───── Supplied records

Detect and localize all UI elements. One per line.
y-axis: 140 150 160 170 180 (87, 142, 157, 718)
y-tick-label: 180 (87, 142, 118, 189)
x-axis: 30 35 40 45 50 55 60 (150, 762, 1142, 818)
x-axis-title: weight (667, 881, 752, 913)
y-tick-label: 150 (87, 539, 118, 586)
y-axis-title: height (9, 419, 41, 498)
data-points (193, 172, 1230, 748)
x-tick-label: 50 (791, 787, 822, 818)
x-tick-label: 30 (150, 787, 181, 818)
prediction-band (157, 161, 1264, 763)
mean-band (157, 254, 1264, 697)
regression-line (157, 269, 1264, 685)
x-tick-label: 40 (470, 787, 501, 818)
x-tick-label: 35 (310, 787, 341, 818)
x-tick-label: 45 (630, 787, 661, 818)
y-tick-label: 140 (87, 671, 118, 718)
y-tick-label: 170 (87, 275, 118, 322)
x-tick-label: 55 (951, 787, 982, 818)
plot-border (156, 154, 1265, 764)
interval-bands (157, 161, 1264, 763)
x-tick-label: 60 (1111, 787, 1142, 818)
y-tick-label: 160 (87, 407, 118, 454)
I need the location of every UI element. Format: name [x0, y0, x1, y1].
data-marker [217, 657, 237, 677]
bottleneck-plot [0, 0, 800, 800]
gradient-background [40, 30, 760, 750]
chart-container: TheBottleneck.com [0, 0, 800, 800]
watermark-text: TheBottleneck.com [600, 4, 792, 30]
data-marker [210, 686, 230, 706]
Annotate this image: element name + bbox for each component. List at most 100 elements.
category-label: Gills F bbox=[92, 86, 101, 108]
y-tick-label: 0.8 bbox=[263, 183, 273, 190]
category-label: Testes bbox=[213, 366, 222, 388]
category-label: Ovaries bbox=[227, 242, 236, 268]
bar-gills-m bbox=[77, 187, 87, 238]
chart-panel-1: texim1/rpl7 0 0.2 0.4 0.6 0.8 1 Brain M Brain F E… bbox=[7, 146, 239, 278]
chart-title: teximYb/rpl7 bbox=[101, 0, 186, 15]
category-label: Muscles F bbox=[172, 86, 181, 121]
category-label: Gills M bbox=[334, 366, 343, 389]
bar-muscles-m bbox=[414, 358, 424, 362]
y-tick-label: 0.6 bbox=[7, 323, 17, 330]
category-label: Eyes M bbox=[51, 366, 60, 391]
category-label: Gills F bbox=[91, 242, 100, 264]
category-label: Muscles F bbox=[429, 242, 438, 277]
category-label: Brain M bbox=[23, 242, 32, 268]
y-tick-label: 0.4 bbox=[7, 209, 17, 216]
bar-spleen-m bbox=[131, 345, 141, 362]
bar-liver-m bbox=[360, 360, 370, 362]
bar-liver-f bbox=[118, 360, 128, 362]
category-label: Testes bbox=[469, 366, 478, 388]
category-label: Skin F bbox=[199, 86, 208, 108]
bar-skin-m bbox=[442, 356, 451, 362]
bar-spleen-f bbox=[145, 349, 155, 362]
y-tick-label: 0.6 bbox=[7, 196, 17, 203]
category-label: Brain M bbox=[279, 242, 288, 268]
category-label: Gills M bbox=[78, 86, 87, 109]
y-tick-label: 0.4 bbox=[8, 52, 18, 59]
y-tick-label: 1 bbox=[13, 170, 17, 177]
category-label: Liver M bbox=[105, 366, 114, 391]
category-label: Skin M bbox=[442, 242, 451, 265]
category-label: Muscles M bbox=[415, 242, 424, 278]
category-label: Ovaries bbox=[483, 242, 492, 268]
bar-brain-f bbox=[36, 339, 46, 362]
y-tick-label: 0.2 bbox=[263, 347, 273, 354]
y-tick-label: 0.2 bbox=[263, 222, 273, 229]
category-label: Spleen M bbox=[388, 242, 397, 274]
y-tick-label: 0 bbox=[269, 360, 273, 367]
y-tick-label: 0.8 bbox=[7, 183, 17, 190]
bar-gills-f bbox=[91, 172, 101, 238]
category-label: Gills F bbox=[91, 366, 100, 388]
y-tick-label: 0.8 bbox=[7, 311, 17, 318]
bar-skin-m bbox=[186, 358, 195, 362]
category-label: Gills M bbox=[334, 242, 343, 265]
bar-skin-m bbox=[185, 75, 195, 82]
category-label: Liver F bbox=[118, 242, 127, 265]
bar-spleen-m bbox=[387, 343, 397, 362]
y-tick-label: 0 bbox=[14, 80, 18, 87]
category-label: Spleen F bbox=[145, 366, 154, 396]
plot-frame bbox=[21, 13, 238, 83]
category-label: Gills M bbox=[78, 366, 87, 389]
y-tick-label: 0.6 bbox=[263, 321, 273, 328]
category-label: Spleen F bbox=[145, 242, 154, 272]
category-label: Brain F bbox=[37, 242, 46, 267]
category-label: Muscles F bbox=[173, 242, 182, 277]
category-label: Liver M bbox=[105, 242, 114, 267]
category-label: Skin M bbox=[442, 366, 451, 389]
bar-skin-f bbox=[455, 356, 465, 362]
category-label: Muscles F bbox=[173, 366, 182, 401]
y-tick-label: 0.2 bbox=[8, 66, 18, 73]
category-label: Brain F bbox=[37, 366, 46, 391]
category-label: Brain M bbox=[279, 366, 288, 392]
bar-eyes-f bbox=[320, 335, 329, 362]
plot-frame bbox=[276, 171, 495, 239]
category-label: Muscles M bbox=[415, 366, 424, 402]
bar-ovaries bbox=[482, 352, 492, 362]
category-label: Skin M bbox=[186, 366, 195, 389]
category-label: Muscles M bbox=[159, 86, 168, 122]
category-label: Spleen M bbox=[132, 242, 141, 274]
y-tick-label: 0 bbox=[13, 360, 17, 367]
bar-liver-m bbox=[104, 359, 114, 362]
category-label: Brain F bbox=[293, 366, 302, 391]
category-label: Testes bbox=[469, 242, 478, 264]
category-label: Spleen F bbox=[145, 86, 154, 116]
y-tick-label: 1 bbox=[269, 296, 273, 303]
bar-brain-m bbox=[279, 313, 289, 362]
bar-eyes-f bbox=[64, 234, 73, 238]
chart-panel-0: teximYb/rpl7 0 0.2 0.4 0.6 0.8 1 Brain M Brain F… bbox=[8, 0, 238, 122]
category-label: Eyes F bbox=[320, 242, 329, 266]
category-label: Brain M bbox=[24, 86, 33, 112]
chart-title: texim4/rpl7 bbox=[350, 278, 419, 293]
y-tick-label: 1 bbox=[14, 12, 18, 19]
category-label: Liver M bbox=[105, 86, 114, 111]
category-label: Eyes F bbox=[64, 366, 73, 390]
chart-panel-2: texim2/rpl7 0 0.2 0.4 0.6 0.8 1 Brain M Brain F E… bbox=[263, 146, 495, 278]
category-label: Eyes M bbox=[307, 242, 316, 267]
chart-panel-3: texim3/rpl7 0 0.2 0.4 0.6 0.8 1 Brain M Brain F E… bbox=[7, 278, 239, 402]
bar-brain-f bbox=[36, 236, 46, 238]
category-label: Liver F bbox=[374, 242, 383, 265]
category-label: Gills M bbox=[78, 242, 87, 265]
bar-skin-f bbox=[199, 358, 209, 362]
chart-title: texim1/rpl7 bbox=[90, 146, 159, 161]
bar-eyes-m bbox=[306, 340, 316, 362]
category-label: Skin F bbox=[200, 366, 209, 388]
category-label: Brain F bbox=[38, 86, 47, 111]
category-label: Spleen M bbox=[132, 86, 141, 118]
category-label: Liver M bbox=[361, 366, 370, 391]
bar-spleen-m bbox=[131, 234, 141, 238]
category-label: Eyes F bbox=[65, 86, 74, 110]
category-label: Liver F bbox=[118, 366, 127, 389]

──────────

→ **Given instruction**
Copy the rows from the start through the line with "y-axis-title: height (9, 419, 41, 498)", reproducing each line unchanged.

→ **Written solution**
Detect and localize all UI elements. One per line.
y-axis: 140 150 160 170 180 (87, 142, 157, 718)
y-tick-label: 180 (87, 142, 118, 189)
x-axis: 30 35 40 45 50 55 60 (150, 762, 1142, 818)
x-axis-title: weight (667, 881, 752, 913)
y-tick-label: 150 (87, 539, 118, 586)
y-axis-title: height (9, 419, 41, 498)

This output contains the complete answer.